* [REQUIRED TASK]:
Show all lines from the listing below that contain "Load".

Rows from a dataset:
........

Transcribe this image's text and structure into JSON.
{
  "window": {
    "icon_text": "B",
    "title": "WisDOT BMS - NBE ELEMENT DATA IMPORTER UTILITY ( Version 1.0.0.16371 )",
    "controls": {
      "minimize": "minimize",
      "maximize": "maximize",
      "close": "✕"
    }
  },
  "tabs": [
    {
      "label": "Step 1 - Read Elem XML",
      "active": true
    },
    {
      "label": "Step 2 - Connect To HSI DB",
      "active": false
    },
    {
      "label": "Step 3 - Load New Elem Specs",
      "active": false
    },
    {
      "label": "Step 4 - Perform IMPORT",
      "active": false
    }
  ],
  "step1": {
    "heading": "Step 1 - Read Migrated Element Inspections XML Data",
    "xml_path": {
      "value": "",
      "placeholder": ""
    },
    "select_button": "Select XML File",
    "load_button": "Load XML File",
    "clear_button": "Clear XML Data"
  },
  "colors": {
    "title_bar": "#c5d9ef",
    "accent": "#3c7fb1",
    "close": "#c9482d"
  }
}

........

* [EXERCISE OUTPUT]:
      "label": "Step 3 - Load New Elem Specs",
    "load_button": "Load XML File",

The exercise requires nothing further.